- EXERCISE MATERIAL:
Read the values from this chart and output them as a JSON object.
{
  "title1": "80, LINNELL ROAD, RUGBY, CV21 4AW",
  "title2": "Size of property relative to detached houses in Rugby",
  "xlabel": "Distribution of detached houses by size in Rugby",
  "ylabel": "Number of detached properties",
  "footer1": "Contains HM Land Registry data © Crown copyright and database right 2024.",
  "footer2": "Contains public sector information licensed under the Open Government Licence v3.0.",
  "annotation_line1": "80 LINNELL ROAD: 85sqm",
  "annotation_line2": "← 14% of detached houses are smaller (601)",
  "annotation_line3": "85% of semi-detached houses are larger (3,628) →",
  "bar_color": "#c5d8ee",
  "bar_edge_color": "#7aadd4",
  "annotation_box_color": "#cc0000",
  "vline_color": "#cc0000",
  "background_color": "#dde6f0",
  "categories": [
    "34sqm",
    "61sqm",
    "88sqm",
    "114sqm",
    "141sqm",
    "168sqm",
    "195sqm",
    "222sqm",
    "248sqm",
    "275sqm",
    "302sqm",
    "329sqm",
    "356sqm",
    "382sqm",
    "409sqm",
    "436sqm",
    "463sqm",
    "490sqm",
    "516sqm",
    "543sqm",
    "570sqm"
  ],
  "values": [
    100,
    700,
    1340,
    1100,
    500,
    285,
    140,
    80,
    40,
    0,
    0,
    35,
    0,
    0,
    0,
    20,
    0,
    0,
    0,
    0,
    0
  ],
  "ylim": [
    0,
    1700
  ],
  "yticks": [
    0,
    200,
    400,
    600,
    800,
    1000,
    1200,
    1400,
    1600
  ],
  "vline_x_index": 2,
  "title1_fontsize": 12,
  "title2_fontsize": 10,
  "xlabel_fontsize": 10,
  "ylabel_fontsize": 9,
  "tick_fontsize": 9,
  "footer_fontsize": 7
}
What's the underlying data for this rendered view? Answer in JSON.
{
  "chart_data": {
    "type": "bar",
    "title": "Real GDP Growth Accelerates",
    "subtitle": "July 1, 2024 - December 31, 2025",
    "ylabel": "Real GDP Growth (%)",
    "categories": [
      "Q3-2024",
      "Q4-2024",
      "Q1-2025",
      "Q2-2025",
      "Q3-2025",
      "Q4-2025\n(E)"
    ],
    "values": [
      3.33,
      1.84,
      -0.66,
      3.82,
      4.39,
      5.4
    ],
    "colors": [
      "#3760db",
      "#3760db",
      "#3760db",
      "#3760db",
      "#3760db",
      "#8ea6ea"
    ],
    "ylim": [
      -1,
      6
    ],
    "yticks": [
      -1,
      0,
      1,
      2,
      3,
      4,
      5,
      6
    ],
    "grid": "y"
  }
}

---

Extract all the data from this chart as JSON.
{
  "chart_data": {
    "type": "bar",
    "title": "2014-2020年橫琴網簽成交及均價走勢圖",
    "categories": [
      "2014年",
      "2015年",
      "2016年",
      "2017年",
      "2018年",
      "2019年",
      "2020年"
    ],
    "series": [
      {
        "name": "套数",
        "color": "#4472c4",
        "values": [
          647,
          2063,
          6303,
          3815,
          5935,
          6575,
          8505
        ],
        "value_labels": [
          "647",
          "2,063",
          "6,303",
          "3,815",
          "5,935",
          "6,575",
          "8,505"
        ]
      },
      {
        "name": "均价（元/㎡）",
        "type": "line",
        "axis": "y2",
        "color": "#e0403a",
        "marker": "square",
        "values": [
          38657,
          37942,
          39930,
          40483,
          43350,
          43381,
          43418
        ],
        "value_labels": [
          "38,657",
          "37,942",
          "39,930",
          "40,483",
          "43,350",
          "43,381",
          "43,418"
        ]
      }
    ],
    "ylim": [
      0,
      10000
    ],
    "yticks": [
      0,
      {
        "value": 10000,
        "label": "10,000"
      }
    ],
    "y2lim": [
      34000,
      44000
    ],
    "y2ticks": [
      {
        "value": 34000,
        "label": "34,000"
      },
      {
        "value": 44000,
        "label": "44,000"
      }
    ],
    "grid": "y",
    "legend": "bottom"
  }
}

- WHAT THE EXERCISE ASKS: Out of the material above, gather each line where "LINNELL" appears.

- ANSWER TO THIS EXERCISE:
  "title1": "80, LINNELL ROAD, RUGBY, CV21 4AW",
  "annotation_line1": "80 LINNELL ROAD: 85sqm",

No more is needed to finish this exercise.